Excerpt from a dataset
----------

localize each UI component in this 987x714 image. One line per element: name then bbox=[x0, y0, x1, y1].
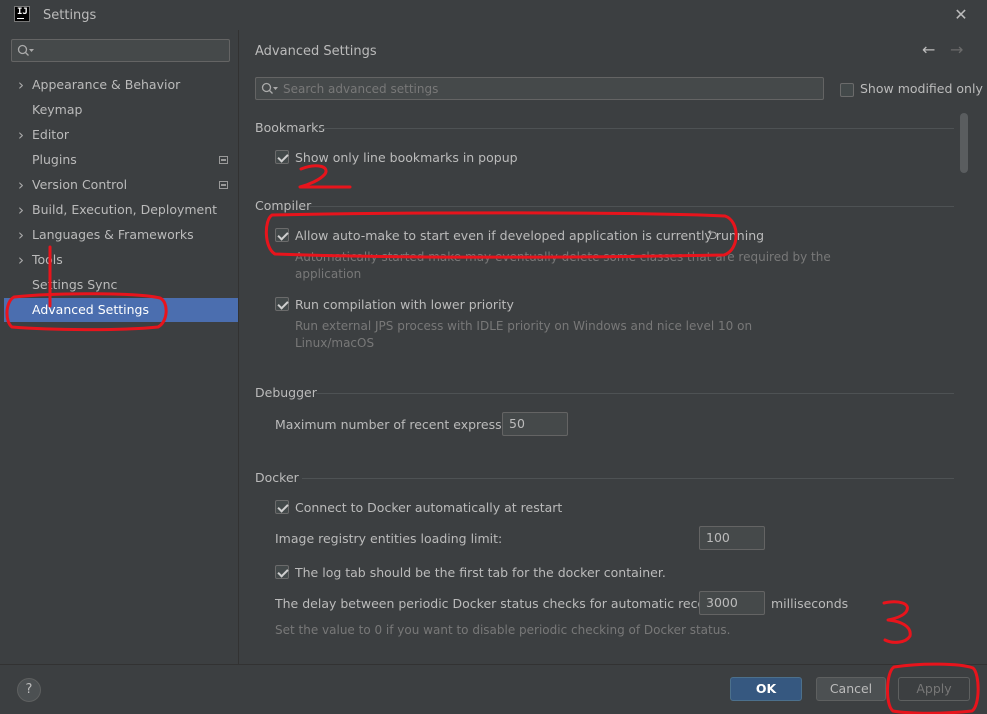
auto-make-checkbox[interactable] bbox=[275, 228, 289, 242]
chevron-right-icon[interactable]: › bbox=[18, 198, 28, 222]
project-level-icon bbox=[219, 156, 228, 164]
forward-arrow-icon[interactable]: → bbox=[950, 40, 963, 59]
sidebar-search-input[interactable] bbox=[11, 39, 230, 62]
sidebar-item-label: Editor bbox=[32, 127, 69, 142]
project-level-icon bbox=[219, 181, 228, 189]
line-bookmarks-checkbox[interactable] bbox=[275, 150, 289, 164]
page-title: Advanced Settings bbox=[255, 44, 377, 59]
cancel-button[interactable]: Cancel bbox=[816, 677, 886, 701]
chevron-right-icon[interactable]: › bbox=[18, 223, 28, 247]
auto-make-description: Automatically started make may eventuall… bbox=[295, 249, 831, 283]
sidebar-item-label: Advanced Settings bbox=[32, 302, 149, 317]
line-bookmarks-label: Show only line bookmarks in popup bbox=[295, 150, 518, 165]
sidebar-item-label: Plugins bbox=[32, 152, 77, 167]
docker-delay-description: Set the value to 0 if you want to disabl… bbox=[275, 623, 731, 637]
sidebar-item-label: Keymap bbox=[32, 102, 83, 117]
auto-make-label: Allow auto-make to start even if develop… bbox=[295, 228, 765, 243]
reset-to-default-icon[interactable]: ⮌ bbox=[707, 226, 717, 248]
advanced-search-input[interactable] bbox=[283, 80, 813, 97]
back-arrow-icon[interactable]: ← bbox=[922, 40, 935, 59]
advanced-search-field[interactable] bbox=[255, 77, 824, 100]
intellij-logo-icon: IJ bbox=[14, 6, 30, 22]
docker-delay-field[interactable]: 3000 bbox=[699, 591, 765, 615]
description-line: Run external JPS process with IDLE prior… bbox=[295, 319, 753, 333]
search-icon bbox=[261, 82, 278, 94]
docker-delay-label: The delay between periodic Docker status… bbox=[275, 596, 764, 611]
low-priority-description: Run external JPS process with IDLE prior… bbox=[295, 318, 752, 352]
registry-limit-label: Image registry entities loading limit: bbox=[275, 531, 503, 546]
docker-delay-unit: milliseconds bbox=[771, 596, 849, 611]
title-bar: IJ Settings ✕ bbox=[0, 0, 987, 30]
chevron-right-icon[interactable]: › bbox=[18, 73, 28, 97]
log-tab-first-checkbox[interactable] bbox=[275, 565, 289, 579]
docker-auto-connect-label: Connect to Docker automatically at resta… bbox=[295, 500, 563, 515]
show-modified-checkbox[interactable] bbox=[840, 81, 854, 97]
low-priority-checkbox[interactable] bbox=[275, 297, 289, 311]
sidebar-item-label: Languages & Frameworks bbox=[32, 227, 194, 242]
sidebar-item-editor[interactable]: › Editor bbox=[4, 123, 238, 147]
show-modified-label: Show modified only bbox=[860, 81, 983, 96]
sidebar-item-label: Tools bbox=[32, 252, 63, 267]
section-divider bbox=[320, 128, 954, 129]
log-tab-first-label: The log tab should be the first tab for … bbox=[295, 565, 666, 580]
recent-expressions-field[interactable]: 50 bbox=[502, 412, 568, 436]
section-bookmarks-heading: Bookmarks bbox=[255, 120, 325, 135]
close-icon[interactable]: ✕ bbox=[950, 4, 972, 26]
section-divider bbox=[316, 393, 954, 394]
recent-expressions-label: Maximum number of recent expressions: bbox=[275, 417, 532, 432]
registry-limit-field[interactable]: 100 bbox=[699, 526, 765, 550]
description-line: Automatically started make may eventuall… bbox=[295, 250, 831, 264]
search-icon bbox=[17, 44, 34, 56]
sidebar-item-tools[interactable]: › Tools bbox=[4, 248, 238, 272]
section-debugger-heading: Debugger bbox=[255, 385, 317, 400]
section-divider bbox=[302, 478, 954, 479]
sidebar-item-appearance-behavior[interactable]: › Appearance & Behavior bbox=[4, 73, 238, 97]
help-button[interactable]: ? bbox=[17, 678, 41, 702]
window-title: Settings bbox=[43, 8, 97, 23]
chevron-right-icon[interactable]: › bbox=[18, 248, 28, 272]
sidebar-item-plugins[interactable]: Plugins bbox=[4, 148, 238, 172]
section-compiler-heading: Compiler bbox=[255, 198, 312, 213]
checkbox-box[interactable] bbox=[840, 82, 854, 97]
sidebar-item-build-execution-deployment[interactable]: › Build, Execution, Deployment bbox=[4, 198, 238, 222]
description-line: application bbox=[295, 267, 362, 281]
sidebar-item-label: Version Control bbox=[32, 177, 128, 192]
sidebar-item-keymap[interactable]: Keymap bbox=[4, 98, 238, 122]
sidebar-item-label: Appearance & Behavior bbox=[32, 77, 181, 92]
vertical-scrollbar[interactable] bbox=[960, 113, 968, 173]
section-divider bbox=[310, 206, 954, 207]
chevron-right-icon[interactable]: › bbox=[18, 173, 28, 197]
apply-button[interactable]: Apply bbox=[898, 677, 970, 701]
sidebar-item-label: Build, Execution, Deployment bbox=[32, 202, 218, 217]
sidebar-item-advanced-settings[interactable]: Advanced Settings bbox=[4, 298, 238, 322]
section-docker-heading: Docker bbox=[255, 470, 299, 485]
sidebar-item-settings-sync[interactable]: Settings Sync bbox=[4, 273, 238, 297]
sidebar-item-label: Settings Sync bbox=[32, 277, 118, 292]
chevron-right-icon[interactable]: › bbox=[18, 123, 28, 147]
low-priority-label: Run compilation with lower priority bbox=[295, 297, 514, 312]
ok-button[interactable]: OK bbox=[730, 677, 802, 701]
sidebar-item-languages-frameworks[interactable]: › Languages & Frameworks bbox=[4, 223, 238, 247]
description-line: Linux/macOS bbox=[295, 336, 375, 350]
sidebar-item-version-control[interactable]: › Version Control bbox=[4, 173, 238, 197]
docker-auto-connect-checkbox[interactable] bbox=[275, 500, 289, 514]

----------

-- WRITTEN REQUEST --
Rewrite the entries above, replacing every "sidebar-item-label" with "navigation-label" and keeping everything else the same. Leave the pictures out.

-- SOLUTION BELOW --
localize each UI component in this 987x714 image. One line per element: name then bbox=[x0, y0, x1, y1].
auto-make-checkbox[interactable] bbox=[275, 228, 289, 242]
chevron-right-icon[interactable]: › bbox=[18, 198, 28, 222]
project-level-icon bbox=[219, 156, 228, 164]
forward-arrow-icon[interactable]: → bbox=[950, 40, 963, 59]
sidebar-search-input[interactable] bbox=[11, 39, 230, 62]
navigation-label: Editor bbox=[32, 127, 69, 142]
project-level-icon bbox=[219, 181, 228, 189]
line-bookmarks-checkbox[interactable] bbox=[275, 150, 289, 164]
page-title: Advanced Settings bbox=[255, 44, 377, 59]
cancel-button[interactable]: Cancel bbox=[816, 677, 886, 701]
chevron-right-icon[interactable]: › bbox=[18, 223, 28, 247]
auto-make-description: Automatically started make may eventuall… bbox=[295, 249, 831, 283]
navigation-label: Advanced Settings bbox=[32, 302, 149, 317]
line-bookmarks-label: Show only line bookmarks in popup bbox=[295, 150, 518, 165]
navigation-label: Plugins bbox=[32, 152, 77, 167]
docker-delay-description: Set the value to 0 if you want to disabl… bbox=[275, 623, 731, 637]
navigation-label: Keymap bbox=[32, 102, 83, 117]
auto-make-label: Allow auto-make to start even if develop… bbox=[295, 228, 765, 243]
reset-to-default-icon[interactable]: ⮌ bbox=[707, 226, 717, 248]
advanced-search-input[interactable] bbox=[283, 80, 813, 97]
back-arrow-icon[interactable]: ← bbox=[922, 40, 935, 59]
advanced-search-field[interactable] bbox=[255, 77, 824, 100]
intellij-logo-icon: IJ bbox=[14, 6, 30, 22]
docker-delay-field[interactable]: 3000 bbox=[699, 591, 765, 615]
description-line: Run external JPS process with IDLE prior… bbox=[295, 319, 753, 333]
search-icon bbox=[261, 82, 278, 94]
docker-delay-label: The delay between periodic Docker status… bbox=[275, 596, 764, 611]
low-priority-description: Run external JPS process with IDLE prior… bbox=[295, 318, 752, 352]
registry-limit-label: Image registry entities loading limit: bbox=[275, 531, 503, 546]
docker-delay-unit: milliseconds bbox=[771, 596, 849, 611]
title-bar: IJ Settings ✕ bbox=[0, 0, 987, 30]
chevron-right-icon[interactable]: › bbox=[18, 73, 28, 97]
log-tab-first-checkbox[interactable] bbox=[275, 565, 289, 579]
docker-auto-connect-label: Connect to Docker automatically at resta… bbox=[295, 500, 563, 515]
show-modified-checkbox[interactable] bbox=[840, 81, 854, 97]
low-priority-checkbox[interactable] bbox=[275, 297, 289, 311]
navigation-label: Languages & Frameworks bbox=[32, 227, 194, 242]
sidebar-item-editor[interactable]: › Editor bbox=[4, 123, 238, 147]
show-modified-label: Show modified only bbox=[860, 81, 983, 96]
navigation-label: Tools bbox=[32, 252, 63, 267]
section-divider bbox=[320, 128, 954, 129]
log-tab-first-label: The log tab should be the first tab for … bbox=[295, 565, 666, 580]
recent-expressions-field[interactable]: 50 bbox=[502, 412, 568, 436]
section-bookmarks-heading: Bookmarks bbox=[255, 120, 325, 135]
close-icon[interactable]: ✕ bbox=[950, 4, 972, 26]
section-divider bbox=[316, 393, 954, 394]
recent-expressions-label: Maximum number of recent expressions: bbox=[275, 417, 532, 432]
registry-limit-field[interactable]: 100 bbox=[699, 526, 765, 550]
description-line: Automatically started make may eventuall… bbox=[295, 250, 831, 264]
search-icon bbox=[17, 44, 34, 56]
sidebar-item-tools[interactable]: › Tools bbox=[4, 248, 238, 272]
section-debugger-heading: Debugger bbox=[255, 385, 317, 400]
section-divider bbox=[302, 478, 954, 479]
sidebar-item-appearance-behavior[interactable]: › Appearance & Behavior bbox=[4, 73, 238, 97]
help-button[interactable]: ? bbox=[17, 678, 41, 702]
window-title: Settings bbox=[43, 8, 97, 23]
chevron-right-icon[interactable]: › bbox=[18, 248, 28, 272]
sidebar-item-plugins[interactable]: Plugins bbox=[4, 148, 238, 172]
section-compiler-heading: Compiler bbox=[255, 198, 312, 213]
checkbox-box[interactable] bbox=[840, 82, 854, 97]
sidebar-item-build-execution-deployment[interactable]: › Build, Execution, Deployment bbox=[4, 198, 238, 222]
description-line: application bbox=[295, 267, 362, 281]
navigation-label: Version Control bbox=[32, 177, 128, 192]
sidebar-item-keymap[interactable]: Keymap bbox=[4, 98, 238, 122]
navigation-label: Appearance & Behavior bbox=[32, 77, 181, 92]
vertical-scrollbar[interactable] bbox=[960, 113, 968, 173]
section-divider bbox=[310, 206, 954, 207]
chevron-right-icon[interactable]: › bbox=[18, 173, 28, 197]
apply-button[interactable]: Apply bbox=[898, 677, 970, 701]
navigation-label: Build, Execution, Deployment bbox=[32, 202, 218, 217]
sidebar-item-advanced-settings[interactable]: Advanced Settings bbox=[4, 298, 238, 322]
section-docker-heading: Docker bbox=[255, 470, 299, 485]
sidebar-item-settings-sync[interactable]: Settings Sync bbox=[4, 273, 238, 297]
navigation-label: Settings Sync bbox=[32, 277, 118, 292]
chevron-right-icon[interactable]: › bbox=[18, 123, 28, 147]
low-priority-label: Run compilation with lower priority bbox=[295, 297, 514, 312]
ok-button[interactable]: OK bbox=[730, 677, 802, 701]
sidebar-item-languages-frameworks[interactable]: › Languages & Frameworks bbox=[4, 223, 238, 247]
description-line: Linux/macOS bbox=[295, 336, 375, 350]
sidebar-item-version-control[interactable]: › Version Control bbox=[4, 173, 238, 197]
docker-auto-connect-checkbox[interactable] bbox=[275, 500, 289, 514]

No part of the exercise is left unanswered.